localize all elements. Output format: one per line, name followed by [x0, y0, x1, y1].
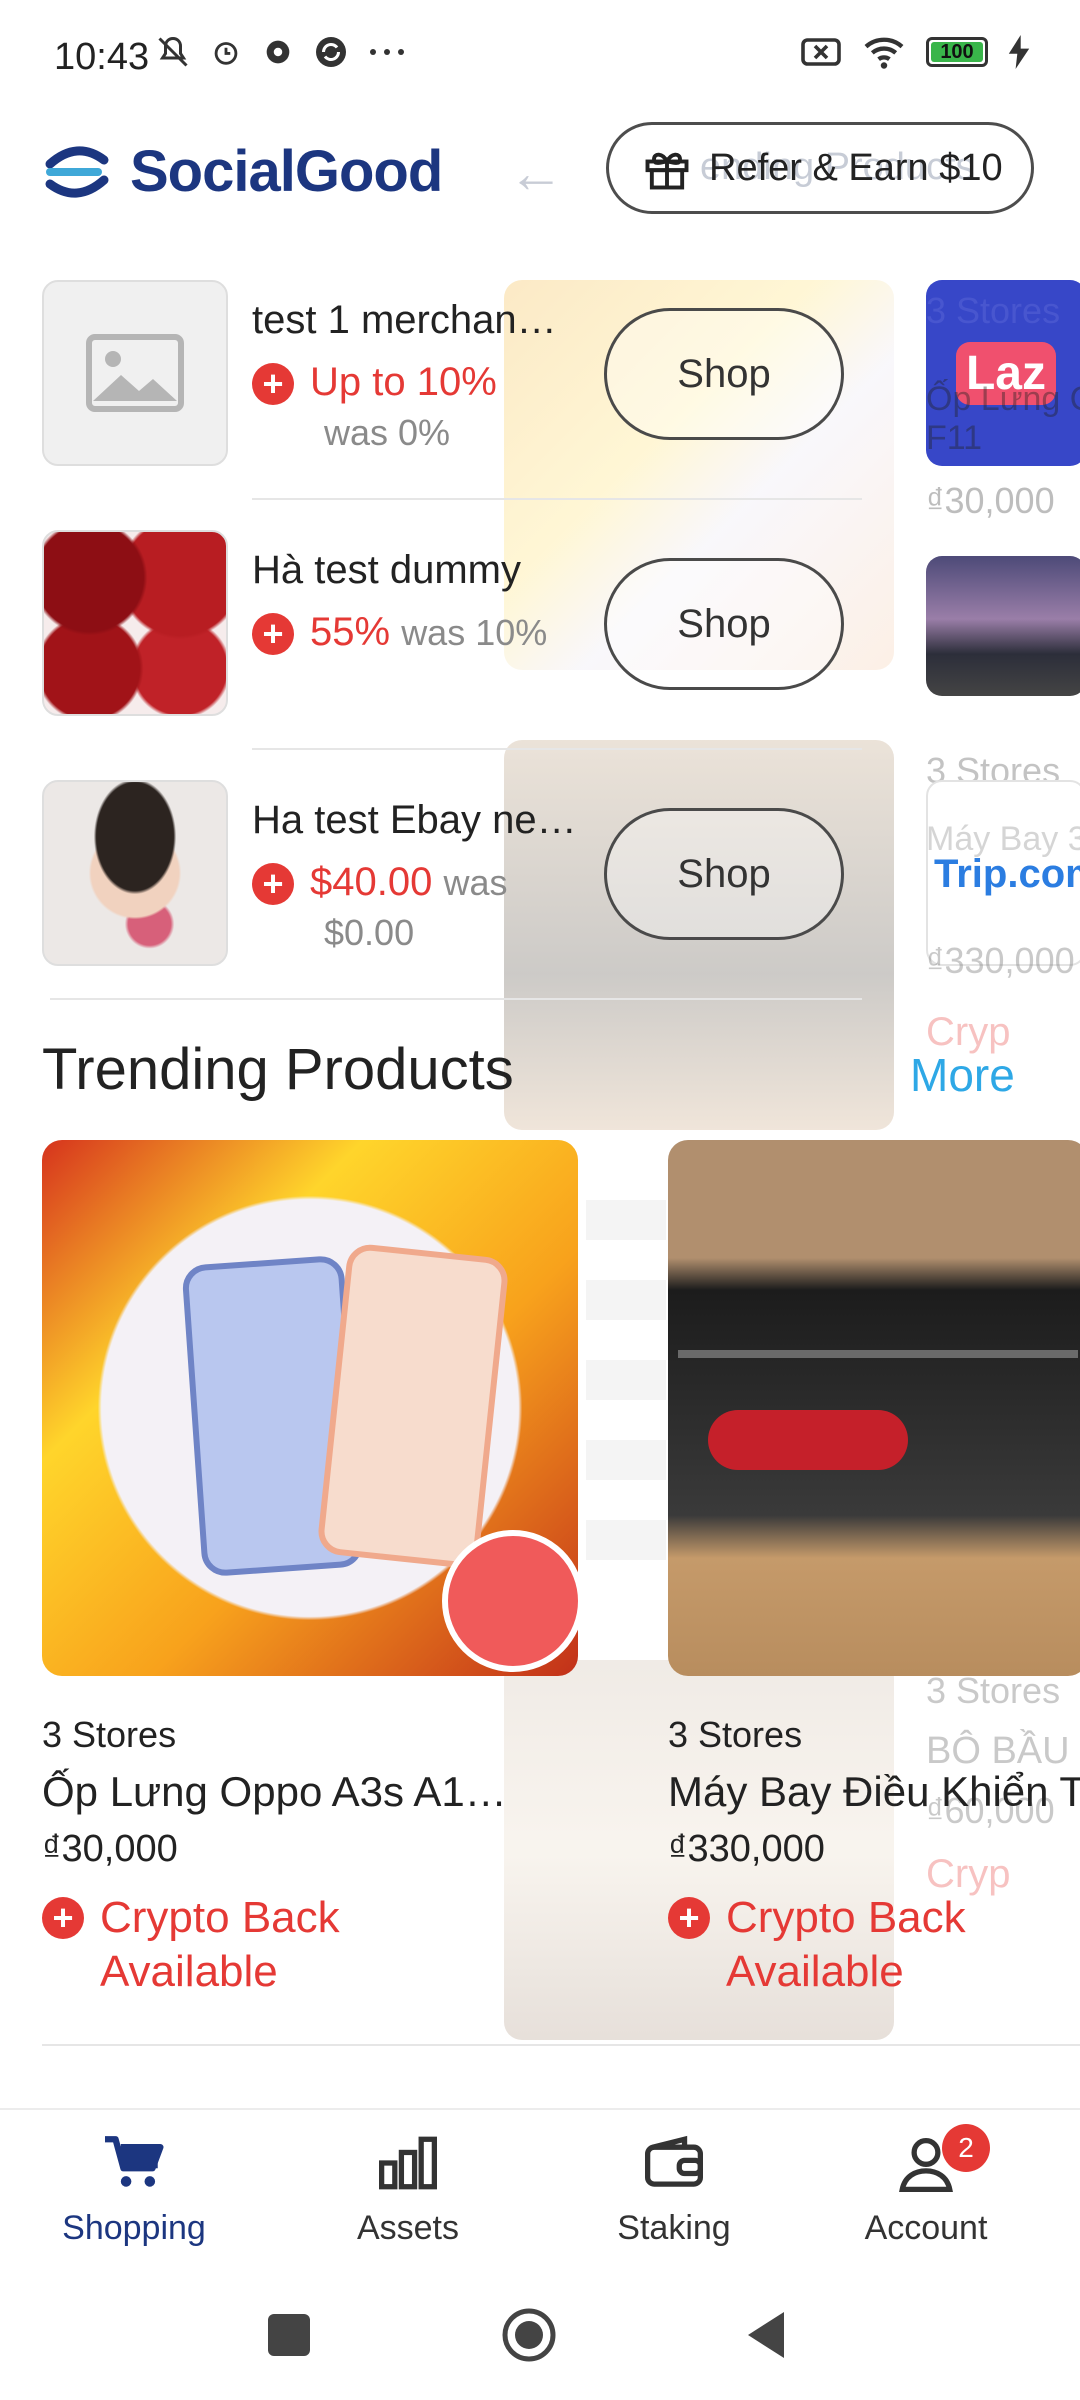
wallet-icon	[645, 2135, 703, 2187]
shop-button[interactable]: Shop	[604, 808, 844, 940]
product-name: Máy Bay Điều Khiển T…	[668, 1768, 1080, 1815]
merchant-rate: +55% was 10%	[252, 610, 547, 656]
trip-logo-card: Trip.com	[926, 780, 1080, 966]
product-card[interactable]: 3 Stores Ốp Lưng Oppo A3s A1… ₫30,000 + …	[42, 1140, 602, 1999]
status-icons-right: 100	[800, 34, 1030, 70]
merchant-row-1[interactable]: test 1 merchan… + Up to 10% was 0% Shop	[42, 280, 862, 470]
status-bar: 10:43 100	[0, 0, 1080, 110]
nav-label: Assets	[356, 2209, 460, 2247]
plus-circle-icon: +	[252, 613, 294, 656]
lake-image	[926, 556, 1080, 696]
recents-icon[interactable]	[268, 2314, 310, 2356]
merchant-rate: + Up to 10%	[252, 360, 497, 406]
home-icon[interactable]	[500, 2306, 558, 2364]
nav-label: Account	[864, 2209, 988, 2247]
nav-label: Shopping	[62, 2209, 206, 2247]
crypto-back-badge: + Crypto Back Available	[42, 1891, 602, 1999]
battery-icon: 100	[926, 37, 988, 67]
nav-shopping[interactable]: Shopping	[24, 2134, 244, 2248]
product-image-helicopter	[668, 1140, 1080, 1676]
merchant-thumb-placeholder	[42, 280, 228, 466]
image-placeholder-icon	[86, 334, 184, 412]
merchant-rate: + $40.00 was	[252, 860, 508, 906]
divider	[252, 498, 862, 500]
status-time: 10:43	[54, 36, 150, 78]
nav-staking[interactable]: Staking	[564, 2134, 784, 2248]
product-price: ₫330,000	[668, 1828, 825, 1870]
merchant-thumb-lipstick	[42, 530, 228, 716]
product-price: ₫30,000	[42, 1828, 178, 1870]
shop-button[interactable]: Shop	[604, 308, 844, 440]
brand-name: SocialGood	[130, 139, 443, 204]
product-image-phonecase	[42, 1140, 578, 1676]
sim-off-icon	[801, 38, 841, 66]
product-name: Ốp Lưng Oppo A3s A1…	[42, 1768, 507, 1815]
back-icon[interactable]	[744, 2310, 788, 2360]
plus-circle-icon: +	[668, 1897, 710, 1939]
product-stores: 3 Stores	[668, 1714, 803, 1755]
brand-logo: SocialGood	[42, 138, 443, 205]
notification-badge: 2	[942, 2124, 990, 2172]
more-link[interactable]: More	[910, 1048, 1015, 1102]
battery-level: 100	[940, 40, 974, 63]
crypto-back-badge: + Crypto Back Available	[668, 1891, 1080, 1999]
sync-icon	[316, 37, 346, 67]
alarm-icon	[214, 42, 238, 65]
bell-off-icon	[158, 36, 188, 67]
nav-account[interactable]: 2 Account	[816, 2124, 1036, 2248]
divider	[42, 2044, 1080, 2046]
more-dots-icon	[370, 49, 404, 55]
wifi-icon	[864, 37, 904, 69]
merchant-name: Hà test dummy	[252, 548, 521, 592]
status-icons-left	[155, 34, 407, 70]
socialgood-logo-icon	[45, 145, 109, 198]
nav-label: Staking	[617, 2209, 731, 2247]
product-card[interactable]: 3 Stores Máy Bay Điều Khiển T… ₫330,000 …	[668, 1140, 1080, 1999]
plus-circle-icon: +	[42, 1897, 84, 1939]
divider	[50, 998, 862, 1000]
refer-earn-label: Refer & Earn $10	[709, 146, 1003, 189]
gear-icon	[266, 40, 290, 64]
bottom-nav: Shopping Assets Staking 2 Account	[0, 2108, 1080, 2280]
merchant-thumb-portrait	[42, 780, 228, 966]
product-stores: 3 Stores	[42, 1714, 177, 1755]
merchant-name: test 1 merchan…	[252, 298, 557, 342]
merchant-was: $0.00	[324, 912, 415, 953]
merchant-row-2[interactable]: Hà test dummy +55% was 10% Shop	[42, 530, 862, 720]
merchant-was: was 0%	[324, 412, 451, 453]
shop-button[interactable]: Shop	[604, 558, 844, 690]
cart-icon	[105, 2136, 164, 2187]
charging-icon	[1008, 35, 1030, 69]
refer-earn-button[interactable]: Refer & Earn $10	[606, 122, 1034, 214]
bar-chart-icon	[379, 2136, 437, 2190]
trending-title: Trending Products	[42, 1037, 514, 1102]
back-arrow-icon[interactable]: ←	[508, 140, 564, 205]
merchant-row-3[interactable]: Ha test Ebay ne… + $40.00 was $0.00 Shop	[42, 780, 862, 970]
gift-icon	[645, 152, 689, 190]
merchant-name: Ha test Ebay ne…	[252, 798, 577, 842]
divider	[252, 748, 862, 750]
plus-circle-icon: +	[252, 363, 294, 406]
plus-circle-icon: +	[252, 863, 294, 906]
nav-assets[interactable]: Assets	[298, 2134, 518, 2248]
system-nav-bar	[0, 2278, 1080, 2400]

• • •

#### Your goal:
Can you copy every line of the listing above word for word, leaving out the picture?

#### Exercise response:
localize all elements. Output format: one per line, name followed by [x0, y0, x1, y1].
wallet-icon	[645, 2135, 703, 2187]
shop-button[interactable]: Shop	[604, 808, 844, 940]
product-name: Máy Bay Điều Khiển T…	[668, 1768, 1080, 1815]
merchant-rate: +55% was 10%	[252, 610, 547, 656]
trip-logo-card: Trip.com	[926, 780, 1080, 966]
product-card[interactable]: 3 Stores Ốp Lưng Oppo A3s A1… ₫30,000 + …	[42, 1140, 602, 1999]
status-icons-right: 100	[800, 34, 1030, 70]
merchant-row-1[interactable]: test 1 merchan… + Up to 10% was 0% Shop	[42, 280, 862, 470]
status-bar: 10:43 100	[0, 0, 1080, 110]
nav-label: Assets	[356, 2209, 460, 2247]
plus-circle-icon: +	[252, 613, 294, 656]
lake-image	[926, 556, 1080, 696]
recents-icon[interactable]	[268, 2314, 310, 2356]
merchant-rate: + Up to 10%	[252, 360, 497, 406]
home-icon[interactable]	[500, 2306, 558, 2364]
nav-label: Account	[864, 2209, 988, 2247]
nav-label: Shopping	[62, 2209, 206, 2247]
crypto-back-badge: + Crypto Back Available	[42, 1891, 602, 1999]
battery-icon: 100	[926, 37, 988, 67]
nav-shopping[interactable]: Shopping	[24, 2134, 244, 2248]
product-image-helicopter	[668, 1140, 1080, 1676]
merchant-thumb-placeholder	[42, 280, 228, 466]
image-placeholder-icon	[86, 334, 184, 412]
merchant-rate: + $40.00 was	[252, 860, 508, 906]
divider	[252, 498, 862, 500]
status-time: 10:43	[54, 36, 150, 78]
nav-staking[interactable]: Staking	[564, 2134, 784, 2248]
product-price: ₫330,000	[668, 1828, 825, 1870]
merchant-thumb-lipstick	[42, 530, 228, 716]
product-price: ₫30,000	[42, 1828, 178, 1870]
shop-button[interactable]: Shop	[604, 308, 844, 440]
brand-name: SocialGood	[130, 139, 443, 204]
product-image-phonecase	[42, 1140, 578, 1676]
sim-off-icon	[801, 38, 841, 66]
product-name: Ốp Lưng Oppo A3s A1…	[42, 1768, 507, 1815]
back-icon[interactable]	[744, 2310, 788, 2360]
plus-circle-icon: +	[668, 1897, 710, 1939]
product-stores: 3 Stores	[668, 1714, 803, 1755]
brand-logo: SocialGood	[42, 138, 443, 205]
notification-badge: 2	[942, 2124, 990, 2172]
more-link[interactable]: More	[910, 1048, 1015, 1102]
battery-level: 100	[940, 40, 974, 63]
crypto-back-badge: + Crypto Back Available	[668, 1891, 1080, 1999]
sync-icon	[316, 37, 346, 67]
alarm-icon	[214, 42, 238, 65]
bell-off-icon	[158, 36, 188, 67]
nav-account[interactable]: 2 Account	[816, 2124, 1036, 2248]
divider	[42, 2044, 1080, 2046]
more-dots-icon	[370, 49, 404, 55]
wifi-icon	[864, 37, 904, 69]
merchant-name: Hà test dummy	[252, 548, 521, 592]
status-icons-left	[155, 34, 407, 70]
socialgood-logo-icon	[45, 145, 109, 198]
nav-label: Staking	[617, 2209, 731, 2247]
product-card[interactable]: 3 Stores Máy Bay Điều Khiển T… ₫330,000 …	[668, 1140, 1080, 1999]
plus-circle-icon: +	[42, 1897, 84, 1939]
divider	[50, 998, 862, 1000]
refer-earn-label: Refer & Earn $10	[709, 146, 1003, 189]
gear-icon	[266, 40, 290, 64]
bottom-nav: Shopping Assets Staking 2 Account	[0, 2108, 1080, 2280]
merchant-thumb-portrait	[42, 780, 228, 966]
product-stores: 3 Stores	[42, 1714, 177, 1755]
merchant-name: test 1 merchan…	[252, 298, 557, 342]
merchant-was: $0.00	[324, 912, 415, 953]
merchant-row-2[interactable]: Hà test dummy +55% was 10% Shop	[42, 530, 862, 720]
merchant-was: was 0%	[324, 412, 451, 453]
shop-button[interactable]: Shop	[604, 558, 844, 690]
cart-icon	[105, 2136, 164, 2187]
charging-icon	[1008, 35, 1030, 69]
refer-earn-button[interactable]: Refer & Earn $10	[606, 122, 1034, 214]
bar-chart-icon	[379, 2136, 437, 2190]
trending-title: Trending Products	[42, 1037, 514, 1102]
back-arrow-icon[interactable]: ←	[508, 140, 564, 205]
merchant-row-3[interactable]: Ha test Ebay ne… + $40.00 was $0.00 Shop	[42, 780, 862, 970]
gift-icon	[645, 152, 689, 190]
merchant-name: Ha test Ebay ne…	[252, 798, 577, 842]
divider	[252, 748, 862, 750]
plus-circle-icon: +	[252, 363, 294, 406]
plus-circle-icon: +	[252, 863, 294, 906]
nav-assets[interactable]: Assets	[298, 2134, 518, 2248]
system-nav-bar	[0, 2278, 1080, 2400]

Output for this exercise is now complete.